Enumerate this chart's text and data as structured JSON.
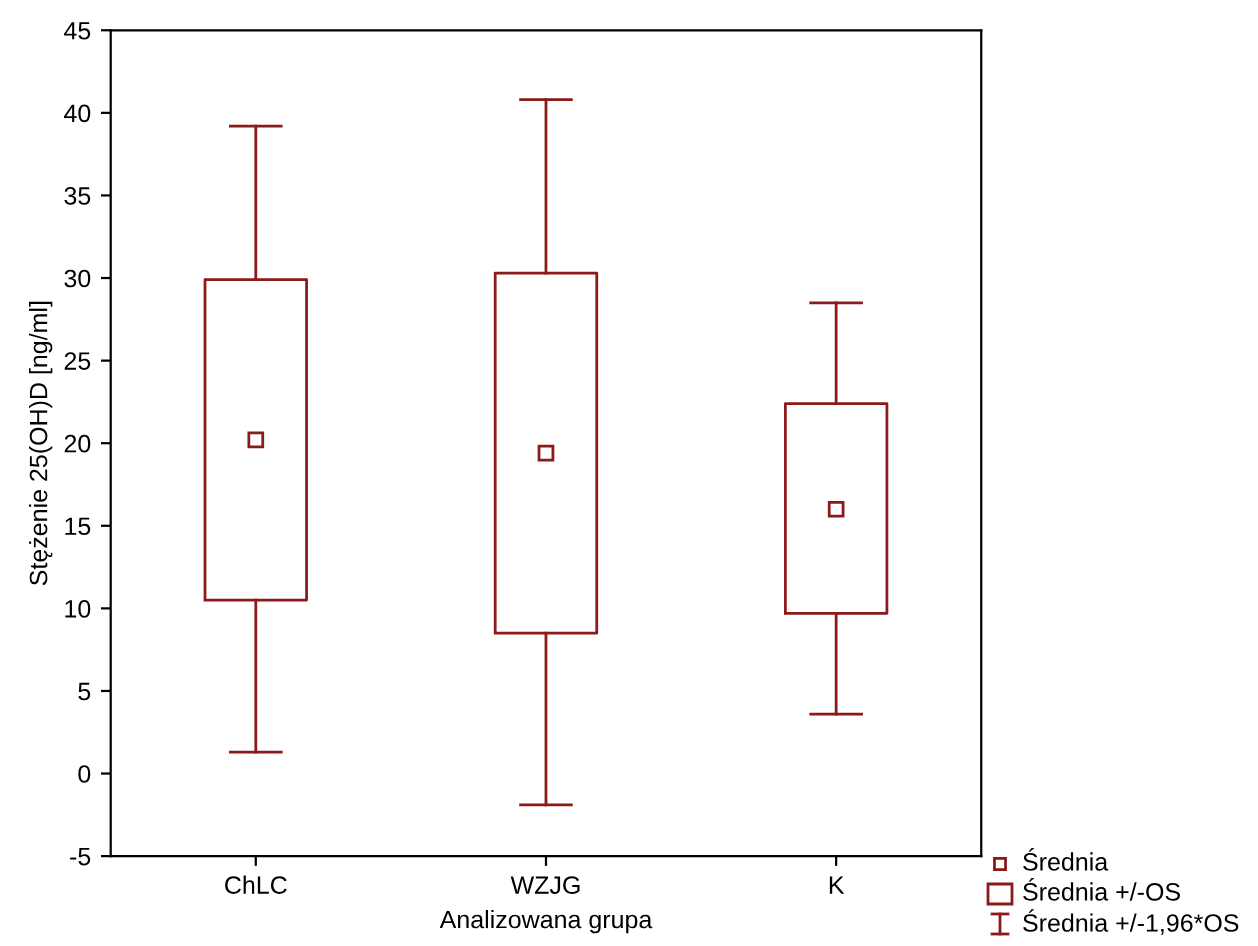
{
  "chart_data": {
    "type": "box",
    "xlabel": "Analizowana grupa",
    "ylabel": "Stężenie 25(OH)D [ng/ml]",
    "categories": [
      "ChLC",
      "WZJG",
      "K"
    ],
    "boxes": [
      {
        "low": 1.3,
        "q1": 10.5,
        "median": 20.2,
        "q3": 29.9,
        "high": 39.2
      },
      {
        "low": -1.9,
        "q1": 8.5,
        "median": 19.4,
        "q3": 30.3,
        "high": 40.8
      },
      {
        "low": 3.6,
        "q1": 9.7,
        "median": 16.0,
        "q3": 22.4,
        "high": 28.5
      }
    ],
    "color": "#8b1a1a",
    "ylim": [
      -5,
      45
    ],
    "yticks": [
      -5,
      0,
      5,
      10,
      15,
      20,
      25,
      30,
      35,
      40,
      45
    ],
    "grid": false,
    "marker": "square",
    "annotations": [
      "Średnia",
      "Średnia +/-OS",
      "Średnia +/-1,96*OS"
    ]
  }
}
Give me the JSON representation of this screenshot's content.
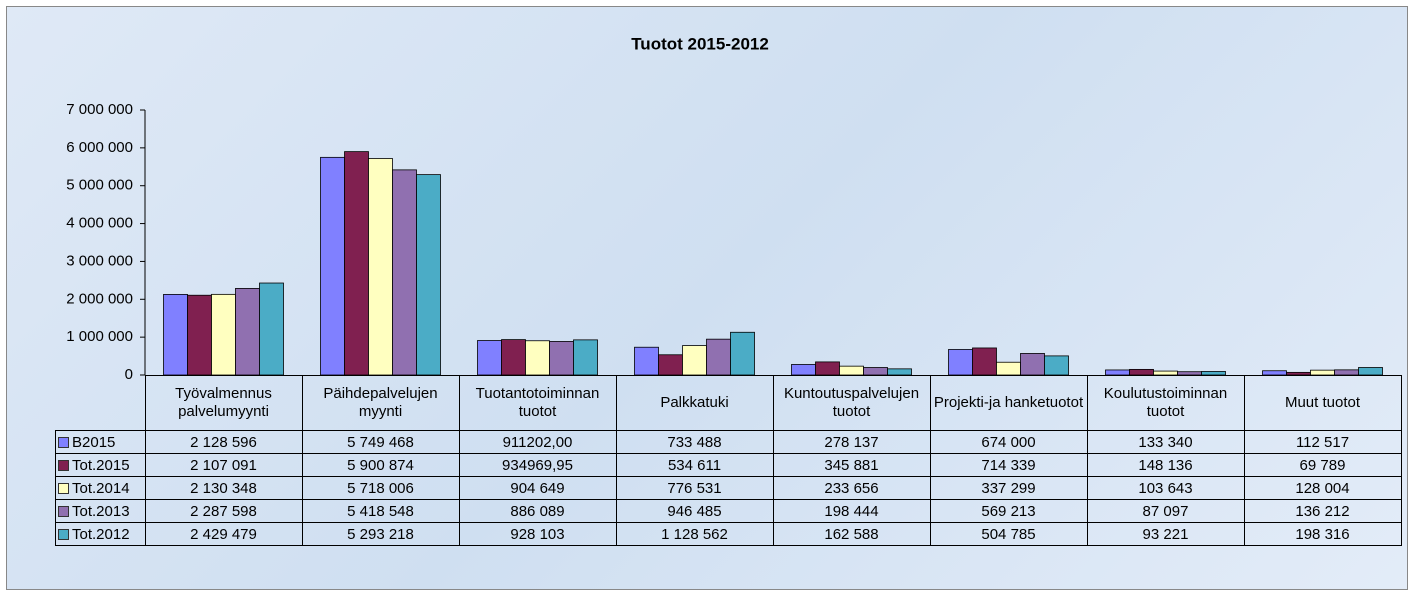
{
  "chart_data": {
    "type": "bar",
    "title": "Tuotot 2015-2012",
    "categories": [
      "Työvalmennus palvelumyynti",
      "Päihdepalvelujen myynti",
      "Tuotantotoiminnan tuotot",
      "Palkkatuki",
      "Kuntoutuspalvelujen tuotot",
      "Projekti-ja hanketuotot",
      "Koulutustoiminnan tuotot",
      "Muut tuotot"
    ],
    "series": [
      {
        "name": "B2015",
        "color": "#8080ff",
        "values": [
          2128596,
          5749468,
          911202.0,
          733488,
          278137,
          674000,
          133340,
          112517
        ],
        "value_labels": [
          "2 128 596",
          "5 749 468",
          "911202,00",
          "733 488",
          "278 137",
          "674 000",
          "133 340",
          "112 517"
        ]
      },
      {
        "name": "Tot.2015",
        "color": "#802050",
        "values": [
          2107091,
          5900874,
          934969.95,
          534611,
          345881,
          714339,
          148136,
          69789
        ],
        "value_labels": [
          "2 107 091",
          "5 900 874",
          "934969,95",
          "534 611",
          "345 881",
          "714 339",
          "148 136",
          "69 789"
        ]
      },
      {
        "name": "Tot.2014",
        "color": "#ffffc0",
        "values": [
          2130348,
          5718006,
          904649,
          776531,
          233656,
          337299,
          103643,
          128004
        ],
        "value_labels": [
          "2 130 348",
          "5 718 006",
          "904 649",
          "776 531",
          "233 656",
          "337 299",
          "103 643",
          "128 004"
        ]
      },
      {
        "name": "Tot.2013",
        "color": "#9070b0",
        "values": [
          2287598,
          5418548,
          886089,
          946485,
          198444,
          569213,
          87097,
          136212
        ],
        "value_labels": [
          "2 287 598",
          "5 418 548",
          "886 089",
          "946 485",
          "198 444",
          "569 213",
          "87 097",
          "136 212"
        ]
      },
      {
        "name": "Tot.2012",
        "color": "#4bacc6",
        "values": [
          2429479,
          5293218,
          928103,
          1128562,
          162588,
          504785,
          93221,
          198316
        ],
        "value_labels": [
          "2 429 479",
          "5 293 218",
          "928 103",
          "1 128 562",
          "162 588",
          "504 785",
          "93 221",
          "198 316"
        ]
      }
    ],
    "ylim": [
      0,
      7000000
    ],
    "yticks": [
      0,
      {
        "value": 1000000,
        "label": "1 000 000"
      },
      {
        "value": 2000000,
        "label": "2 000 000"
      },
      {
        "value": 3000000,
        "label": "3 000 000"
      },
      {
        "value": 4000000,
        "label": "4 000 000"
      },
      {
        "value": 5000000,
        "label": "5 000 000"
      },
      {
        "value": 6000000,
        "label": "6 000 000"
      },
      {
        "value": 7000000,
        "label": "7 000 000"
      }
    ],
    "grid": false
  }
}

________________

◆ **SET EXERCISE**: Would you return the data exactly as written, without the pictures?

◆ **ANSWER IN FULL**:
Enumerate this chart's text and data as structured JSON.
{
  "chart_data": {
    "type": "box",
    "xlabel": "Analizowana grupa",
    "ylabel": "Stężenie 25(OH)D [ng/ml]",
    "categories": [
      "ChLC",
      "WZJG",
      "K"
    ],
    "boxes": [
      {
        "low": 1.3,
        "q1": 10.5,
        "median": 20.2,
        "q3": 29.9,
        "high": 39.2
      },
      {
        "low": -1.9,
        "q1": 8.5,
        "median": 19.4,
        "q3": 30.3,
        "high": 40.8
      },
      {
        "low": 3.6,
        "q1": 9.7,
        "median": 16.0,
        "q3": 22.4,
        "high": 28.5
      }
    ],
    "color": "#8b1a1a",
    "ylim": [
      -5,
      45
    ],
    "yticks": [
      -5,
      0,
      5,
      10,
      15,
      20,
      25,
      30,
      35,
      40,
      45
    ],
    "grid": false,
    "marker": "square",
    "annotations": [
      "Średnia",
      "Średnia +/-OS",
      "Średnia +/-1,96*OS"
    ]
  }
}
Give me the JSON representation of this screenshot's content.
{
  "chart_data": {
    "type": "bar",
    "title": "Tuotot 2015-2012",
    "categories": [
      "Työvalmennus palvelumyynti",
      "Päihdepalvelujen myynti",
      "Tuotantotoiminnan tuotot",
      "Palkkatuki",
      "Kuntoutuspalvelujen tuotot",
      "Projekti-ja hanketuotot",
      "Koulutustoiminnan tuotot",
      "Muut tuotot"
    ],
    "series": [
      {
        "name": "B2015",
        "color": "#8080ff",
        "values": [
          2128596,
          5749468,
          911202.0,
          733488,
          278137,
          674000,
          133340,
          112517
        ],
        "value_labels": [
          "2 128 596",
          "5 749 468",
          "911202,00",
          "733 488",
          "278 137",
          "674 000",
          "133 340",
          "112 517"
        ]
      },
      {
        "name": "Tot.2015",
        "color": "#802050",
        "values": [
          2107091,
          5900874,
          934969.95,
          534611,
          345881,
          714339,
          148136,
          69789
        ],
        "value_labels": [
          "2 107 091",
          "5 900 874",
          "934969,95",
          "534 611",
          "345 881",
          "714 339",
          "148 136",
          "69 789"
        ]
      },
      {
        "name": "Tot.2014",
        "color": "#ffffc0",
        "values": [
          2130348,
          5718006,
          904649,
          776531,
          233656,
          337299,
          103643,
          128004
        ],
        "value_labels": [
          "2 130 348",
          "5 718 006",
          "904 649",
          "776 531",
          "233 656",
          "337 299",
          "103 643",
          "128 004"
        ]
      },
      {
        "name": "Tot.2013",
        "color": "#9070b0",
        "values": [
          2287598,
          5418548,
          886089,
          946485,
          198444,
          569213,
          87097,
          136212
        ],
        "value_labels": [
          "2 287 598",
          "5 418 548",
          "886 089",
          "946 485",
          "198 444",
          "569 213",
          "87 097",
          "136 212"
        ]
      },
      {
        "name": "Tot.2012",
        "color": "#4bacc6",
        "values": [
          2429479,
          5293218,
          928103,
          1128562,
          162588,
          504785,
          93221,
          198316
        ],
        "value_labels": [
          "2 429 479",
          "5 293 218",
          "928 103",
          "1 128 562",
          "162 588",
          "504 785",
          "93 221",
          "198 316"
        ]
      }
    ],
    "ylim": [
      0,
      7000000
    ],
    "yticks": [
      0,
      {
        "value": 1000000,
        "label": "1 000 000"
      },
      {
        "value": 2000000,
        "label": "2 000 000"
      },
      {
        "value": 3000000,
        "label": "3 000 000"
      },
      {
        "value": 4000000,
        "label": "4 000 000"
      },
      {
        "value": 5000000,
        "label": "5 000 000"
      },
      {
        "value": 6000000,
        "label": "6 000 000"
      },
      {
        "value": 7000000,
        "label": "7 000 000"
      }
    ],
    "grid": false
  }
}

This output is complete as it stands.